-- START --
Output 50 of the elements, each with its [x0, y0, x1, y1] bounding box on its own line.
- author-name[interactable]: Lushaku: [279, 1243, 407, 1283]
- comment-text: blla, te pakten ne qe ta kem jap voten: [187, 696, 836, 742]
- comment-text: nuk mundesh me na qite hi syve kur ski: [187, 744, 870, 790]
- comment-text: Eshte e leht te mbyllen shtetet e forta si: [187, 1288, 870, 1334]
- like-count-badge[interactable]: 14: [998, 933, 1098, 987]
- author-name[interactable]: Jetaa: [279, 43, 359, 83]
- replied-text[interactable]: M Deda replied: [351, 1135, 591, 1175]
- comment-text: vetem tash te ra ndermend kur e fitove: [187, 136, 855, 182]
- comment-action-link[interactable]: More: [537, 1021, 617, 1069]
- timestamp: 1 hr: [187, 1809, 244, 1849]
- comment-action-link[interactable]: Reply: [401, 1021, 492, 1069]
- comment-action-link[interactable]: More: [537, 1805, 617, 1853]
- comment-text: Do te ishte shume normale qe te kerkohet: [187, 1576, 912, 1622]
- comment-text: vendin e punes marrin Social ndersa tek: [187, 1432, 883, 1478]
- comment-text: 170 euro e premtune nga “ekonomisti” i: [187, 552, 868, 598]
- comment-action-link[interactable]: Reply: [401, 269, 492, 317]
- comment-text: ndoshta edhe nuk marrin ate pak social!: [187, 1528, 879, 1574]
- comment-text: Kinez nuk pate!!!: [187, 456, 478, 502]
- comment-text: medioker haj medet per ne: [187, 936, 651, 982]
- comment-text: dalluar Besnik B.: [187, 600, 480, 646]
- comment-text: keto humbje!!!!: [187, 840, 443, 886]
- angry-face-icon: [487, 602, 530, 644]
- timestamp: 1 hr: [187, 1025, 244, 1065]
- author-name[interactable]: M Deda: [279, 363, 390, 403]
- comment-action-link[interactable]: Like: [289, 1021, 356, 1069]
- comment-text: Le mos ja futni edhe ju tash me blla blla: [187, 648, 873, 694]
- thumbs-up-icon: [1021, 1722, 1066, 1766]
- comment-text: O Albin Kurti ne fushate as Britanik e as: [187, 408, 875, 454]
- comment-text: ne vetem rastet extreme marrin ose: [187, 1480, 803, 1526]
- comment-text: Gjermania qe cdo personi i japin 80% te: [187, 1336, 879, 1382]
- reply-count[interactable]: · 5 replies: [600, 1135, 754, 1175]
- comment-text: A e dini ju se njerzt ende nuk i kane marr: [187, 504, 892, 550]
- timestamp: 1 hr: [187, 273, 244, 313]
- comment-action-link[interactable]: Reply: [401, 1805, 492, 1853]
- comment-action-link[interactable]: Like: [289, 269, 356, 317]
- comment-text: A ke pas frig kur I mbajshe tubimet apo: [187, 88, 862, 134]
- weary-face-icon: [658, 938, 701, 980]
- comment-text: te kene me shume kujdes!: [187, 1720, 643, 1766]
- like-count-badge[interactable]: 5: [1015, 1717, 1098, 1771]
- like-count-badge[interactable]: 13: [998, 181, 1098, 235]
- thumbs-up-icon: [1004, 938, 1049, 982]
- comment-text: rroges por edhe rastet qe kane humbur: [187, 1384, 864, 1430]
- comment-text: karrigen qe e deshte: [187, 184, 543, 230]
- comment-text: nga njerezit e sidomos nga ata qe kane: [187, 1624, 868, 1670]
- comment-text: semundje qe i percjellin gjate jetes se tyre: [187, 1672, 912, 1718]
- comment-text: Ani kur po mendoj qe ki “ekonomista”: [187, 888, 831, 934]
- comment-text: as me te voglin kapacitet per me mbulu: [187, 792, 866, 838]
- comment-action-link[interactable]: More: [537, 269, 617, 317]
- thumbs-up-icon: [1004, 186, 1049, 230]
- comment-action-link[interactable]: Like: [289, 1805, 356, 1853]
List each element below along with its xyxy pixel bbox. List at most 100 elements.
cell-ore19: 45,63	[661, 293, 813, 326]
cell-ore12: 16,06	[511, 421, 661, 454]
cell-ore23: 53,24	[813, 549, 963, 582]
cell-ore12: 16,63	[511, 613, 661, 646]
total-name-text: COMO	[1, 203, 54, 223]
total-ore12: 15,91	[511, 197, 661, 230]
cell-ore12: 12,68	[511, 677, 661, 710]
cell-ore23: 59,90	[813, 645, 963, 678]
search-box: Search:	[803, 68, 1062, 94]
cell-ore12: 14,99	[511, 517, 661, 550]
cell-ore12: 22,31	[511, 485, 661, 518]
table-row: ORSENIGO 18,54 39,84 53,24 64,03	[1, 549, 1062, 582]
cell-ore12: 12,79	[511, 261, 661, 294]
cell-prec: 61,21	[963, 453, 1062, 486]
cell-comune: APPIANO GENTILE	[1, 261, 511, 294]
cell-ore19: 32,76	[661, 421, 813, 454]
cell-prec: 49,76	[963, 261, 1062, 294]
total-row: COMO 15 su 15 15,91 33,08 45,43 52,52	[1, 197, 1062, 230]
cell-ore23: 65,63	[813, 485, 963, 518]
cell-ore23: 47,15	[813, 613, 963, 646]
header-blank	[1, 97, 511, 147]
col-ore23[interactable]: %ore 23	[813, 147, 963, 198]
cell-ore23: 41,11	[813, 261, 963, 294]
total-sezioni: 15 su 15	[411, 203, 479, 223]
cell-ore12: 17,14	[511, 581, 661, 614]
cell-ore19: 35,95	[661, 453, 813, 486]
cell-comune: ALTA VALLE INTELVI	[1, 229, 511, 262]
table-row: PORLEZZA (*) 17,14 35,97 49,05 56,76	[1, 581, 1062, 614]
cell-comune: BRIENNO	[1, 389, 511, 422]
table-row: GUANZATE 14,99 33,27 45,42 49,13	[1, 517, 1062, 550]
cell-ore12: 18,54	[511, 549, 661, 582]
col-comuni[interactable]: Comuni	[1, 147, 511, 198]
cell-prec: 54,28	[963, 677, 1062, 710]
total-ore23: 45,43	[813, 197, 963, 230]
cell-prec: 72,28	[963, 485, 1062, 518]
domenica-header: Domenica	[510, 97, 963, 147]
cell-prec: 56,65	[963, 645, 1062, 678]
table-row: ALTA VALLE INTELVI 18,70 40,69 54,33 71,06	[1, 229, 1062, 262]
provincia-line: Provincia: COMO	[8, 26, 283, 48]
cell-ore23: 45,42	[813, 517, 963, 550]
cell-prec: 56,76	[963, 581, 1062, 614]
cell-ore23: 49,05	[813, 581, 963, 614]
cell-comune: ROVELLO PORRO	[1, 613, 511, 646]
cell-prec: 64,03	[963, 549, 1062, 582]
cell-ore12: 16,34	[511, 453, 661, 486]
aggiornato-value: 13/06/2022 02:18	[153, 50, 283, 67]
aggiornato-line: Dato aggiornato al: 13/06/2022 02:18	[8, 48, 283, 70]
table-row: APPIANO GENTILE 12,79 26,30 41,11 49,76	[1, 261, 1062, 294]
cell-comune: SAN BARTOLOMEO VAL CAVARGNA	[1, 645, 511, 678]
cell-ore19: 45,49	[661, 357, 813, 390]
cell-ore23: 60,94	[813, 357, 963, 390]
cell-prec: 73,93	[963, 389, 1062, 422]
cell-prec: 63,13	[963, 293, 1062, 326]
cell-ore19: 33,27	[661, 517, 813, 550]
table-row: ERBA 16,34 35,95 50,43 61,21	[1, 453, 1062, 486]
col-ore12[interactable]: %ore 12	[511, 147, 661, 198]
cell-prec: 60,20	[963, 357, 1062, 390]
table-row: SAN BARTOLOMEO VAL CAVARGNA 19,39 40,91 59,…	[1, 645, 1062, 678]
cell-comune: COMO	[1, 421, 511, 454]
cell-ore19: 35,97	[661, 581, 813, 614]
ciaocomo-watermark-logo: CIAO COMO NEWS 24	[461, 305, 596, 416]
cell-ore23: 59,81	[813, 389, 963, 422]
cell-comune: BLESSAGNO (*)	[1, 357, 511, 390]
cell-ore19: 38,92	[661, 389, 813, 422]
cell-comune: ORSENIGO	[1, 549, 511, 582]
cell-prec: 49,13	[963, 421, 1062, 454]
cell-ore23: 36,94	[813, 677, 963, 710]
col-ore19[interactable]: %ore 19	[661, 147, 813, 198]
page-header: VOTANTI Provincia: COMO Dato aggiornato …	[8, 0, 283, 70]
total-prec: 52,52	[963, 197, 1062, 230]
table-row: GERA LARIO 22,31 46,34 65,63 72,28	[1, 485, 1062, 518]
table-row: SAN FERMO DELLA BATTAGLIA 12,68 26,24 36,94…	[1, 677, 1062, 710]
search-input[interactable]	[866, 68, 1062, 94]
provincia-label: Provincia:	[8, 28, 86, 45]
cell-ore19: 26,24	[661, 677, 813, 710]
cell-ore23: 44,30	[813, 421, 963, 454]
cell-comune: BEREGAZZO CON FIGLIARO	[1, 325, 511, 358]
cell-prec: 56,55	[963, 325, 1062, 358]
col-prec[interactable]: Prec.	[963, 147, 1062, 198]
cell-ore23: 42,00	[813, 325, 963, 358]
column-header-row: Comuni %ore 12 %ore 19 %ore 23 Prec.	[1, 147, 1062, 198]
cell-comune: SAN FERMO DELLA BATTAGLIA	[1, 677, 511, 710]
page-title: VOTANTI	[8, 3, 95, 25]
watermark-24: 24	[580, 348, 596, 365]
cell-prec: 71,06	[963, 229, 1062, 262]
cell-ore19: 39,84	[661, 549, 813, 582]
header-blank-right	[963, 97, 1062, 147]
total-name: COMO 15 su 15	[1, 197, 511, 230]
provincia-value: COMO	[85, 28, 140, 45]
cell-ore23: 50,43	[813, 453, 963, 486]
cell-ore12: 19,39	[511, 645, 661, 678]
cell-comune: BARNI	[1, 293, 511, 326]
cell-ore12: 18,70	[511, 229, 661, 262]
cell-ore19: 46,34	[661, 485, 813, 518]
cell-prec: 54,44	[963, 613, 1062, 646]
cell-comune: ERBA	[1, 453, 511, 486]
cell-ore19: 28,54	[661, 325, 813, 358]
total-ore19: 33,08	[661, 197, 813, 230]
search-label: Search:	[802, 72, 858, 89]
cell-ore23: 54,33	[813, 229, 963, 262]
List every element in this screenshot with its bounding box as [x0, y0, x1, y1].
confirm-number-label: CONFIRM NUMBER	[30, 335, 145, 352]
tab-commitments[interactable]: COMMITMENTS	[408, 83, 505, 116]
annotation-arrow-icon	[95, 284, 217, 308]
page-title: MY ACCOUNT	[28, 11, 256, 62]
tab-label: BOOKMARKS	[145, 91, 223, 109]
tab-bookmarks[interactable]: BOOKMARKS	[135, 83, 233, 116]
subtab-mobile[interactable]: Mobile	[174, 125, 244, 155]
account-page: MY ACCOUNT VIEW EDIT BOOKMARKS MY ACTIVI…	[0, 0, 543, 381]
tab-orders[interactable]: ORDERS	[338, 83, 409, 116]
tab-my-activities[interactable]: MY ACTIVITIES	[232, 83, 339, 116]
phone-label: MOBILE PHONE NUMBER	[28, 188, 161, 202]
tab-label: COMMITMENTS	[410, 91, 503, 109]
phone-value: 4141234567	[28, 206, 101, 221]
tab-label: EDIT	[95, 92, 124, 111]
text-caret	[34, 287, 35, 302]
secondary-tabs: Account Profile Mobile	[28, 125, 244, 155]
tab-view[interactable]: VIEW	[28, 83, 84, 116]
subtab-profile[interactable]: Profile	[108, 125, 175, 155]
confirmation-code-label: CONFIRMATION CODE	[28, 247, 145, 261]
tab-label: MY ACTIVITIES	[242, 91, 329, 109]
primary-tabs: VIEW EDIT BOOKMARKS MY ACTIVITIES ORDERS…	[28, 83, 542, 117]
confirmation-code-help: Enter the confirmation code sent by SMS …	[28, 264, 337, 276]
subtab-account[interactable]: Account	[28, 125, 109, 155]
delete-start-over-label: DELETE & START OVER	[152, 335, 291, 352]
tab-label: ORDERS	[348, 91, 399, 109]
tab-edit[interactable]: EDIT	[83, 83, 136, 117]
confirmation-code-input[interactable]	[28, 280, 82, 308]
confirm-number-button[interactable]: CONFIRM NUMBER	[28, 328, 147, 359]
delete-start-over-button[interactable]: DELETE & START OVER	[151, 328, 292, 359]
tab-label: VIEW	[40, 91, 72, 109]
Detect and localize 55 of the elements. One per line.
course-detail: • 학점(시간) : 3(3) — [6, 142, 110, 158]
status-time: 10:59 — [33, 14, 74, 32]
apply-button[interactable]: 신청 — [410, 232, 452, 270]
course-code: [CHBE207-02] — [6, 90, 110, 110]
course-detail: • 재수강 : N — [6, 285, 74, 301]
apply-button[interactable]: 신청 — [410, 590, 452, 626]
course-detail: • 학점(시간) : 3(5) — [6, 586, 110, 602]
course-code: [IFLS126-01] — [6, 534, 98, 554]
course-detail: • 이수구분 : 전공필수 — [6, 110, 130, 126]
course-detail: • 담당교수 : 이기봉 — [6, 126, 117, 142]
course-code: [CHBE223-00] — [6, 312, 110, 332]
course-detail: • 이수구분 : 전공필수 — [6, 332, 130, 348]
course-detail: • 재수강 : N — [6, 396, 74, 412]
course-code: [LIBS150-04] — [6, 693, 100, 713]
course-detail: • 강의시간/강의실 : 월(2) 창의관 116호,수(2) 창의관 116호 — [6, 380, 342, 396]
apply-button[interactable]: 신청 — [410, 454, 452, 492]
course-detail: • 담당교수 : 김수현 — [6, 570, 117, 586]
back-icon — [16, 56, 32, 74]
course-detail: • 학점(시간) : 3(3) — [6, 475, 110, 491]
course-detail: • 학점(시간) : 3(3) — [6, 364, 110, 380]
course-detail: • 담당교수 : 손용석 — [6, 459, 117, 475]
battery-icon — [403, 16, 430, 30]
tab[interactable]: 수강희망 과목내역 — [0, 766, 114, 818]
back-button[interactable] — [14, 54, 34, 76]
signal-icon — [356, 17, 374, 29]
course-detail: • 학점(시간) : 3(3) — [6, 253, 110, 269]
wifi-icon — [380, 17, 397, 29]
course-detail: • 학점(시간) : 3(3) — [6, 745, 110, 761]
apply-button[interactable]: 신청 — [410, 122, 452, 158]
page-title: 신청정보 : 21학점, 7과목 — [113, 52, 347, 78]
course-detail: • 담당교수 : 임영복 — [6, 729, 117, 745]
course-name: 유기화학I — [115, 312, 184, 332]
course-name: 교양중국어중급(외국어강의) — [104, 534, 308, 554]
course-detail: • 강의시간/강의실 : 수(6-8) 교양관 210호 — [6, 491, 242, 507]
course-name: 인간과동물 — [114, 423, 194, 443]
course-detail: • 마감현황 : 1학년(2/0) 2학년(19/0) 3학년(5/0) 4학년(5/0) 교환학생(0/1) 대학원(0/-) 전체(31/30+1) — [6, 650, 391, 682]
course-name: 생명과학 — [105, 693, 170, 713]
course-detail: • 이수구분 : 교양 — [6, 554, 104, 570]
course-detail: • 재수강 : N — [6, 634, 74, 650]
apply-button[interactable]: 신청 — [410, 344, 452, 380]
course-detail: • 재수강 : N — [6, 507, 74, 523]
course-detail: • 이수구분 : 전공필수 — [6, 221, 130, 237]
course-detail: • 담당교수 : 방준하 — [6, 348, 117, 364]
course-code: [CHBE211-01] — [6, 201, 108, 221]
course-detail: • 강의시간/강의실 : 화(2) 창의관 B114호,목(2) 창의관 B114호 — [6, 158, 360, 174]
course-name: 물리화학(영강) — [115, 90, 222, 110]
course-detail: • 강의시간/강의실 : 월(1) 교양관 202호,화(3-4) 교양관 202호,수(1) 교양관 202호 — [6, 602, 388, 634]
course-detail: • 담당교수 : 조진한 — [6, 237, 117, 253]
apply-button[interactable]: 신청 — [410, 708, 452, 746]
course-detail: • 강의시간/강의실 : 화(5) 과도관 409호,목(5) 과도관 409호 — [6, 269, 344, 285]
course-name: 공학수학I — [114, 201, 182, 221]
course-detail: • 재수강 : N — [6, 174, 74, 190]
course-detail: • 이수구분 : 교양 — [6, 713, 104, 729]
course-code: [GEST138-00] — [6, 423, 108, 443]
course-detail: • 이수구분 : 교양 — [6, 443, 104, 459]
-- END --
Exercise brief: Please find every line in the entries that contains the word "BOOKMARKS" and copy each of those lines.

Answer in full:
tab-label: BOOKMARKS	[145, 91, 223, 109]
tab-bookmarks[interactable]: BOOKMARKS	[135, 83, 233, 116]
account-page: MY ACCOUNT VIEW EDIT BOOKMARKS MY ACTIVI…	[0, 0, 543, 381]
primary-tabs: VIEW EDIT BOOKMARKS MY ACTIVITIES ORDERS…	[28, 83, 542, 117]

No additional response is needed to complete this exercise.